В.Б. Есть у тебя конкретные учителя в поэзии? Кто помог сделать первый шаг? У кого ты училась?
Е.С. Я с детства была просто влюблена в Александра Сергеевича Пушкина. И, может быть, с излишней гордостью я в те годы и объявляла себя лишь ученицей Пушкина. Мне говорили: ты подрастешь, узнаешь других поэтов, обретешь других реальных учителей. Вот и выросла, и по-прежнему славлю Пушкина. Я даже ревную его к тем, кто его тоже любит. Особенно к тем, кто выставляет эти чувства напоказ, смакует их. Из реальных жизненных наставников, тех, кто поддержал в самом начале, протянул руку, дал мне поверить в собственные силы, помог с первыми публикациями,— назову немногих. Мне повезло. Когда была еще совсем юной, первым, кто серьезно отнесся к моему творчеству, был ленинградский замечательный поэт Вадим Шефнер. Он руководил семинаром молодых поэтов и тогда же сказал при всех: "Эта девочка будет писать". С этой фразы и началась моя поэтическая биография. Потом пошли подборки в газетах. Выступления по радио, и вдруг Валентин Устинов сам просит подборку стихов в журнал "Север". А "Север" в те времена для нас был никак не ниже "Нового мира". Это уже был знак качества, я выросла в своих собственных глазах. Мне стали завидовать иные сверстники. И к этому тоже надо было привыкнуть. А потом были всесоюзные совещания молодых писателей, совещания Северо-Запада. Где я прошла хорошую и суровую школу на семинарах. Очень жестокие разборки, действительно не прощались никакие погрешности. Топили нас, как котят. Но позже мы оценили тот семинарский опыт. Я благодарна и школе Николая Старшинова и Ларисе Васильевой, Татьяне Глушковой, которая поддержала меня в самую нелегкую пору. Человек южный по происхождению, она пыталась внушить мне, чтобы я была более безоглядной, предельно откровенной, не скрывала своих чувств..

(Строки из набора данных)
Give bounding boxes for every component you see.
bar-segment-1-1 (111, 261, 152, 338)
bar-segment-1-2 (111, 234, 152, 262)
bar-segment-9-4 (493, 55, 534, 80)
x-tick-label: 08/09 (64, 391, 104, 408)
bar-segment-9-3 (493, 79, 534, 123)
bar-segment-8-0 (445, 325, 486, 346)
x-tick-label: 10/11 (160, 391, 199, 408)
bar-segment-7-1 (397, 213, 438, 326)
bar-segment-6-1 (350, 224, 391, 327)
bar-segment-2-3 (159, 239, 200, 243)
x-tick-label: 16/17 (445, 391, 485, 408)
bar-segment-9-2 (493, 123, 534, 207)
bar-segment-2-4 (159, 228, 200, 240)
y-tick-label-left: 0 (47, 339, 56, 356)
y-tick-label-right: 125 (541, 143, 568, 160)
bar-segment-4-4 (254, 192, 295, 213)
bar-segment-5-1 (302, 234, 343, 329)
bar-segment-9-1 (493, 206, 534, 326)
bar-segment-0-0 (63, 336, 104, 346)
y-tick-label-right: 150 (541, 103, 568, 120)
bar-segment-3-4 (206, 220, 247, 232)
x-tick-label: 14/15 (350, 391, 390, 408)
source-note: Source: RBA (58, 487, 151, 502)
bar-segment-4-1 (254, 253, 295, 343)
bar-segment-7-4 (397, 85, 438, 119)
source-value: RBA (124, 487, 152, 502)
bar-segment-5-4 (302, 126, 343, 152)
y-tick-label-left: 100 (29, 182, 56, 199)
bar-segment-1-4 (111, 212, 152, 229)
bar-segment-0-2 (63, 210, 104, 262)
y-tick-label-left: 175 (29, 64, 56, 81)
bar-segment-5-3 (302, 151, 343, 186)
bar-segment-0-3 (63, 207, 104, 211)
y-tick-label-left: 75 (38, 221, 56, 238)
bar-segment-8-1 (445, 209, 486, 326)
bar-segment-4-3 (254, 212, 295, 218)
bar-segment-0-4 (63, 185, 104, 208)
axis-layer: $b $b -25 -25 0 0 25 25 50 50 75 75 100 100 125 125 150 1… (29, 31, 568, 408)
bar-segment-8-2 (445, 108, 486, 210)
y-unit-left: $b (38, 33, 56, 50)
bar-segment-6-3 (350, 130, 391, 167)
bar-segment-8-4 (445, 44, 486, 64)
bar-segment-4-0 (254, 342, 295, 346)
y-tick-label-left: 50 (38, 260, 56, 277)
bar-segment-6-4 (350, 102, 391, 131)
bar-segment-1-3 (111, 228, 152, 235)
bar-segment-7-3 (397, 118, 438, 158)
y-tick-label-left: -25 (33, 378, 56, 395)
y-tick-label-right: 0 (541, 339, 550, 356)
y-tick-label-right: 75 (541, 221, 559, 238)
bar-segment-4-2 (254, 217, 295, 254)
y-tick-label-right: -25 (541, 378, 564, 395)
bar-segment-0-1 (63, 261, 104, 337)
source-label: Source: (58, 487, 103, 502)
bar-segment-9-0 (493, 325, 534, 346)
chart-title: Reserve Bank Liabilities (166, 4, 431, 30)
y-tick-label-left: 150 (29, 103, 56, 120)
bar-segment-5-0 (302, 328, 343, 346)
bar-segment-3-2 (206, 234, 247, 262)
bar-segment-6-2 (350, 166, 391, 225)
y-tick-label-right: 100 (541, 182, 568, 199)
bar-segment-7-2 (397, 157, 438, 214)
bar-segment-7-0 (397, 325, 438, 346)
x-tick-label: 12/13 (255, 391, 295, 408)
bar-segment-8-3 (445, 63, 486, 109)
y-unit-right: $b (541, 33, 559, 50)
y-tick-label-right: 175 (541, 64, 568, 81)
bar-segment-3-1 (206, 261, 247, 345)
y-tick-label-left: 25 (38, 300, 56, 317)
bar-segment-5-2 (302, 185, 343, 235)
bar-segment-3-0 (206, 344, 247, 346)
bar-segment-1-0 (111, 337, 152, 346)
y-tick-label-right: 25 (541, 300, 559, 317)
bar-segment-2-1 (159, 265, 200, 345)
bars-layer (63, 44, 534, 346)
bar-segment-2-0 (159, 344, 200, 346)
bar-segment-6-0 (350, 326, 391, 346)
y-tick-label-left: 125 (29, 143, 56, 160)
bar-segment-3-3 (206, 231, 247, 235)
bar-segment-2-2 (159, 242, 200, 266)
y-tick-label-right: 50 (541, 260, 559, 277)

(ЗАДАНИЯ)
(A) Верните без изменений строки записей от самого начала записей до строки, содержащей «x-tick-label: 16/17 (445, 391, 485, 408)», включая обе границы.
(B) Пожалуйста, продолжите интервью об учителях в поэзии, начав сразу после его последнего предложения.

(ОЖИДАЕМЫЕ ОТВЕТЫ)
(A)
Give bounding boxes for every component you see.
bar-segment-1-1 (111, 261, 152, 338)
bar-segment-1-2 (111, 234, 152, 262)
bar-segment-9-4 (493, 55, 534, 80)
x-tick-label: 08/09 (64, 391, 104, 408)
bar-segment-9-3 (493, 79, 534, 123)
bar-segment-8-0 (445, 325, 486, 346)
x-tick-label: 10/11 (160, 391, 199, 408)
bar-segment-7-1 (397, 213, 438, 326)
bar-segment-6-1 (350, 224, 391, 327)
bar-segment-2-3 (159, 239, 200, 243)
x-tick-label: 16/17 (445, 391, 485, 408)

(B)
В.Б. Значит, твоя чувственность в поздних стихах, твоя женская трагичность в каком-то смысле идут и от твоей судьбы, но и от мудрых советов Татьяны Глушковой?
Е.С. Возможно и так. Теперь я стараюсь не скрывать своих эмоций в поэзии. Может быть, я переступила порог северной сдержанности. Я приношу сейчас что-то из стихов в тот же "Север", они пугливо отворачиваются: ну нет, Леночка, этого мы печатать не будем…
В.Б. Но зато тебя заметили и Лев Аннинский, и Геннадий Красников, и другие столичные критики разных направлений. Перестали видеть в тебе некую северную напуганную провинциалочку, ориентально окрашенную поэзию. Ты откровенно обнажаешь женские раны. Ты пишешь о трагичной неустроенности женщины. Ты становишься плакальщицей одиноких замызганных, затертых жизнью и бытом, брошенных и проклятых сытыми самцами. Ты не озлобляешься на мужчин? Ты не становишься феминисткой?